Recorded information –

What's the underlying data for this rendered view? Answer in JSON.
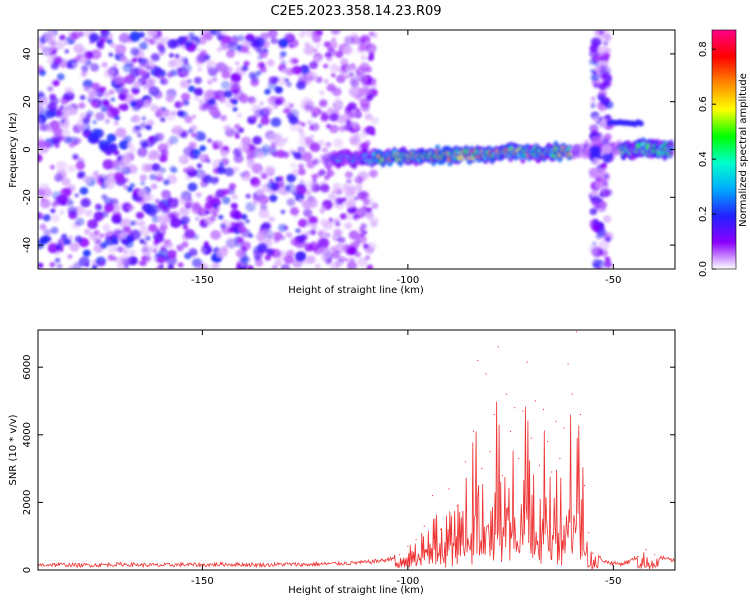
{
  "figure_title": "C2E5.2023.358.14.23.R09",
  "chart_data": [
    {
      "type": "heatmap",
      "xlabel": "Height of straight line (km)",
      "ylabel": "Frequency (Hz)",
      "xlim": [
        -190,
        -35
      ],
      "ylim": [
        -50,
        50
      ],
      "xticks": [
        -150,
        -100,
        -50
      ],
      "yticks": [
        -40,
        -20,
        0,
        20,
        40
      ],
      "colorbar": {
        "label": "Normalized spectral amplitude",
        "range": [
          0,
          0.87
        ],
        "ticks": [
          0.0,
          0.2,
          0.4,
          0.6,
          0.8
        ],
        "colormap": [
          "#ffffff",
          "#8b00ff",
          "#2222ff",
          "#00aaff",
          "#00ffcc",
          "#00ff00",
          "#ffff00",
          "#ff8800",
          "#ff0000",
          "#ff0088"
        ]
      },
      "features": [
        {
          "kind": "noise",
          "x_range": [
            -190,
            -108
          ],
          "y_range": [
            -50,
            50
          ],
          "level": 0.15
        },
        {
          "kind": "band",
          "x_range": [
            -120,
            -36
          ],
          "freq_hz": -3,
          "level": 0.45
        },
        {
          "kind": "band",
          "x_range": [
            -48,
            -36
          ],
          "freq_hz": 0,
          "level": 0.35
        },
        {
          "kind": "vertical_strip",
          "x_range": [
            -55,
            -51
          ],
          "y_range": [
            -50,
            50
          ],
          "level": 0.15
        },
        {
          "kind": "blob",
          "x": -47,
          "freq_hz": 11,
          "level": 0.18
        }
      ]
    },
    {
      "type": "line",
      "xlabel": "Height of straight line (km)",
      "ylabel": "SNR (10 * v/v)",
      "xlim": [
        -190,
        -35
      ],
      "ylim": [
        0,
        7100
      ],
      "xticks": [
        -150,
        -100,
        -50
      ],
      "yticks": [
        0,
        2000,
        4000,
        6000
      ],
      "color": "#ee3333",
      "x": [
        -190,
        -185,
        -180,
        -175,
        -170,
        -165,
        -160,
        -155,
        -150,
        -145,
        -140,
        -135,
        -130,
        -125,
        -120,
        -115,
        -110,
        -105,
        -102,
        -100,
        -98,
        -96,
        -94,
        -92,
        -90,
        -88,
        -86,
        -84,
        -83,
        -82,
        -81,
        -80,
        -79,
        -78,
        -77,
        -76,
        -75,
        -74,
        -73,
        -72,
        -71,
        -70,
        -69,
        -68,
        -67,
        -66,
        -65,
        -64,
        -63,
        -62,
        -61,
        -60,
        -59,
        -58,
        -57,
        -56,
        -55,
        -52,
        -50,
        -48,
        -46,
        -44,
        -42,
        -40,
        -38,
        -36,
        -35
      ],
      "y": [
        150,
        160,
        140,
        150,
        170,
        150,
        140,
        160,
        150,
        170,
        160,
        150,
        170,
        160,
        180,
        200,
        230,
        300,
        450,
        700,
        900,
        1300,
        2200,
        1200,
        2400,
        1900,
        3200,
        4100,
        6200,
        3000,
        5800,
        3500,
        4600,
        6600,
        2800,
        5200,
        4100,
        4800,
        3300,
        4700,
        6150,
        3900,
        5000,
        3100,
        4750,
        3800,
        2900,
        4400,
        3300,
        4200,
        6100,
        5200,
        7050,
        4600,
        2500,
        1100,
        500,
        250,
        200,
        180,
        260,
        400,
        600,
        450,
        350,
        300,
        250
      ]
    }
  ]
}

Directive –
Quote the material in full and exactly; do not carry over its pictures.

In response –
What's the underlying data for this rendered view? Answer in JSON.
{
  "figure_title": "C2E5.2023.358.14.23.R09",
  "chart_data": [
    {
      "type": "heatmap",
      "xlabel": "Height of straight line (km)",
      "ylabel": "Frequency (Hz)",
      "xlim": [
        -190,
        -35
      ],
      "ylim": [
        -50,
        50
      ],
      "xticks": [
        -150,
        -100,
        -50
      ],
      "yticks": [
        -40,
        -20,
        0,
        20,
        40
      ],
      "colorbar": {
        "label": "Normalized spectral amplitude",
        "range": [
          0,
          0.87
        ],
        "ticks": [
          0.0,
          0.2,
          0.4,
          0.6,
          0.8
        ],
        "colormap": [
          "#ffffff",
          "#8b00ff",
          "#2222ff",
          "#00aaff",
          "#00ffcc",
          "#00ff00",
          "#ffff00",
          "#ff8800",
          "#ff0000",
          "#ff0088"
        ]
      },
      "features": [
        {
          "kind": "noise",
          "x_range": [
            -190,
            -108
          ],
          "y_range": [
            -50,
            50
          ],
          "level": 0.15
        },
        {
          "kind": "band",
          "x_range": [
            -120,
            -36
          ],
          "freq_hz": -3,
          "level": 0.45
        },
        {
          "kind": "band",
          "x_range": [
            -48,
            -36
          ],
          "freq_hz": 0,
          "level": 0.35
        },
        {
          "kind": "vertical_strip",
          "x_range": [
            -55,
            -51
          ],
          "y_range": [
            -50,
            50
          ],
          "level": 0.15
        },
        {
          "kind": "blob",
          "x": -47,
          "freq_hz": 11,
          "level": 0.18
        }
      ]
    },
    {
      "type": "line",
      "xlabel": "Height of straight line (km)",
      "ylabel": "SNR (10 * v/v)",
      "xlim": [
        -190,
        -35
      ],
      "ylim": [
        0,
        7100
      ],
      "xticks": [
        -150,
        -100,
        -50
      ],
      "yticks": [
        0,
        2000,
        4000,
        6000
      ],
      "color": "#ee3333",
      "x": [
        -190,
        -185,
        -180,
        -175,
        -170,
        -165,
        -160,
        -155,
        -150,
        -145,
        -140,
        -135,
        -130,
        -125,
        -120,
        -115,
        -110,
        -105,
        -102,
        -100,
        -98,
        -96,
        -94,
        -92,
        -90,
        -88,
        -86,
        -84,
        -83,
        -82,
        -81,
        -80,
        -79,
        -78,
        -77,
        -76,
        -75,
        -74,
        -73,
        -72,
        -71,
        -70,
        -69,
        -68,
        -67,
        -66,
        -65,
        -64,
        -63,
        -62,
        -61,
        -60,
        -59,
        -58,
        -57,
        -56,
        -55,
        -52,
        -50,
        -48,
        -46,
        -44,
        -42,
        -40,
        -38,
        -36,
        -35
      ],
      "y": [
        150,
        160,
        140,
        150,
        170,
        150,
        140,
        160,
        150,
        170,
        160,
        150,
        170,
        160,
        180,
        200,
        230,
        300,
        450,
        700,
        900,
        1300,
        2200,
        1200,
        2400,
        1900,
        3200,
        4100,
        6200,
        3000,
        5800,
        3500,
        4600,
        6600,
        2800,
        5200,
        4100,
        4800,
        3300,
        4700,
        6150,
        3900,
        5000,
        3100,
        4750,
        3800,
        2900,
        4400,
        3300,
        4200,
        6100,
        5200,
        7050,
        4600,
        2500,
        1100,
        500,
        250,
        200,
        180,
        260,
        400,
        600,
        450,
        350,
        300,
        250
      ]
    }
  ]
}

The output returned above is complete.